■ How to complete this task
List every line below containing "background".

--- Information provided ---

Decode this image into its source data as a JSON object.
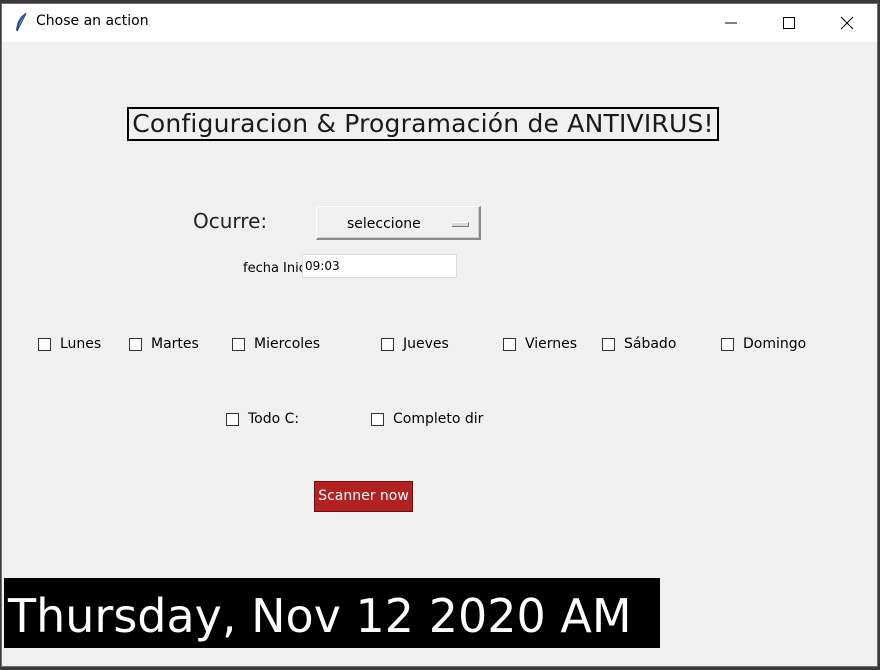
{
  "window": {
    "title": "Chose an action",
    "icons": {
      "app": "feather-icon",
      "minimize": "minimize-icon",
      "maximize": "maximize-icon",
      "close": "close-icon"
    }
  },
  "heading": "Configuracion & Programación de ANTIVIRUS!",
  "ocurre": {
    "label": "Ocurre:",
    "selected": "seleccione"
  },
  "fecha": {
    "label": "fecha Inicio",
    "value": "09:03"
  },
  "days": [
    {
      "label": "Lunes",
      "checked": false
    },
    {
      "label": "Martes",
      "checked": false
    },
    {
      "label": "Miercoles",
      "checked": false
    },
    {
      "label": "Jueves",
      "checked": false
    },
    {
      "label": "Viernes",
      "checked": false
    },
    {
      "label": "Sábado",
      "checked": false
    },
    {
      "label": "Domingo",
      "checked": false
    }
  ],
  "scope": [
    {
      "label": "Todo C:",
      "checked": false
    },
    {
      "label": "Completo dir",
      "checked": false
    }
  ],
  "scan_button": "Scanner now",
  "clock": "Thursday, Nov 12 2020 AM",
  "colors": {
    "scan_button": "#b22222",
    "clock_bg": "#000000",
    "clock_text": "#ffffff"
  }
}
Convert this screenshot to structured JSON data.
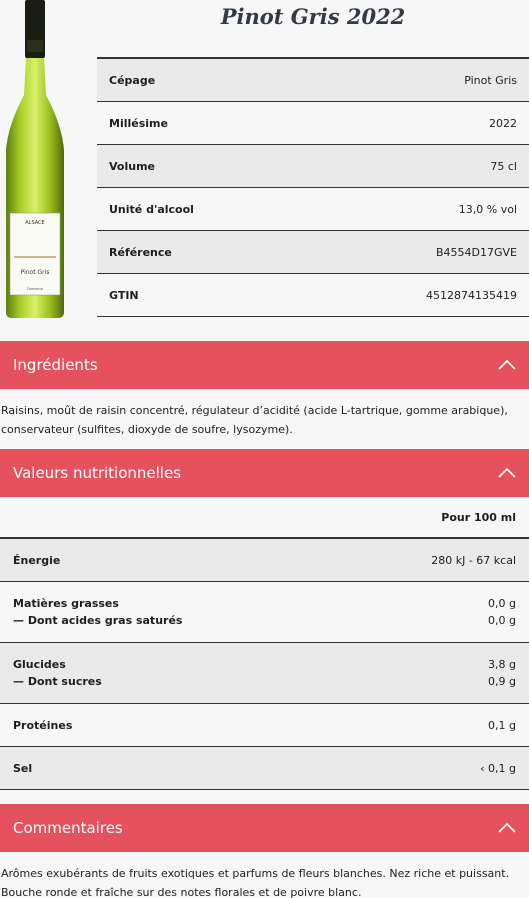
{
  "product": {
    "title": "Pinot Gris 2022",
    "bottle_label_region": "ALSACE",
    "bottle_label_name": "Pinot Gris",
    "bottle_label_producer": "Domaine",
    "specs": [
      {
        "label": "Cépage",
        "value": "Pinot Gris"
      },
      {
        "label": "Millésime",
        "value": "2022"
      },
      {
        "label": "Volume",
        "value": "75 cl"
      },
      {
        "label": "Unité d'alcool",
        "value": "13,0 % vol"
      },
      {
        "label": "Référence",
        "value": "B4554D17GVE"
      },
      {
        "label": "GTIN",
        "value": "4512874135419"
      }
    ]
  },
  "ingredients": {
    "title": "Ingrédients",
    "text": "Raisins, moût de raisin concentré, régulateur d’acidité (acide L-tartrique, gomme arabique), conservateur (sulfites, dioxyde de soufre, lysozyme)."
  },
  "nutrition": {
    "title": "Valeurs nutritionnelles",
    "per": "Pour 100 ml",
    "energy": {
      "label": "Énergie",
      "value": "280 kJ - 67 kcal"
    },
    "fat": {
      "label": "Matières grasses",
      "value": "0,0 g",
      "sub_label": "— Dont acides gras saturés",
      "sub_value": "0,0 g"
    },
    "carbs": {
      "label": "Glucides",
      "value": "3,8 g",
      "sub_label": "— Dont sucres",
      "sub_value": "0,9 g"
    },
    "protein": {
      "label": "Protéines",
      "value": "0,1 g"
    },
    "salt": {
      "label": "Sel",
      "value": "‹ 0,1 g"
    }
  },
  "comments": {
    "title": "Commentaires",
    "text": "Arômes exubérants de fruits exotiques et parfums de fleurs blanches. Nez riche et puissant. Bouche ronde et fraîche sur des notes florales et de poivre blanc."
  },
  "colors": {
    "accent": "#e5525d",
    "title": "#333a44",
    "row_alt": "#eaeaea",
    "background": "#f7f7f7"
  }
}
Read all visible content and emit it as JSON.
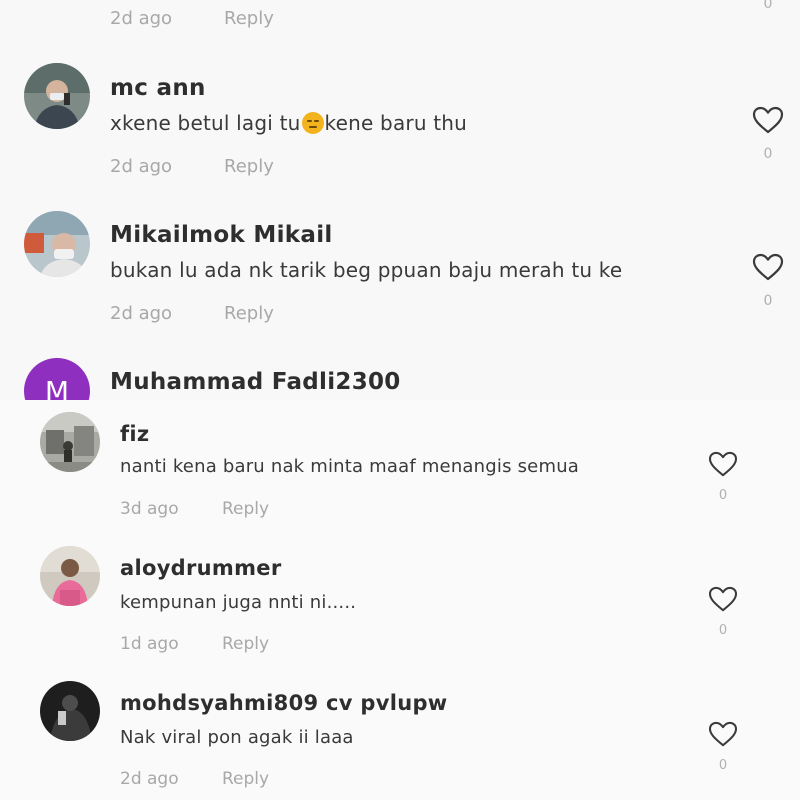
{
  "top_panel": {
    "partial_row": {
      "time": "2d ago",
      "reply": "Reply",
      "likes": "0"
    },
    "comments": [
      {
        "username": "mc ann",
        "text_before": "xkene betul lagi tu",
        "emoji": "pensive-face-emoji",
        "text_after": "kene baru thu",
        "time": "2d ago",
        "reply": "Reply",
        "likes": "0"
      },
      {
        "username": "Mikailmok Mikail",
        "text": "bukan lu ada nk tarik beg ppuan baju merah tu ke",
        "time": "2d ago",
        "reply": "Reply",
        "likes": "0"
      },
      {
        "username": "Muhammad Fadli2300",
        "avatar_letter": "M",
        "avatar_color": "#8f2fbf"
      }
    ]
  },
  "bottom_panel": {
    "comments": [
      {
        "username": "fiz",
        "text": "nanti kena baru nak minta maaf menangis semua",
        "time": "3d ago",
        "reply": "Reply",
        "likes": "0"
      },
      {
        "username": "aloydrummer",
        "text": "kempunan juga nnti ni.....",
        "time": "1d ago",
        "reply": "Reply",
        "likes": "0"
      },
      {
        "username": "mohdsyahmi809 cv pvlupw",
        "text": "Nak viral pon agak ii laaa",
        "time": "2d ago",
        "reply": "Reply",
        "likes": "0"
      }
    ]
  },
  "icons": {
    "like": "heart-outline-icon"
  },
  "colors": {
    "background": "#f8f8f8",
    "meta_text": "#a8a8a8",
    "letter_avatar": "#8f2fbf"
  }
}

---

■ Written response
    "background": "#f7f7f7"
    "background": "#f8f8f8",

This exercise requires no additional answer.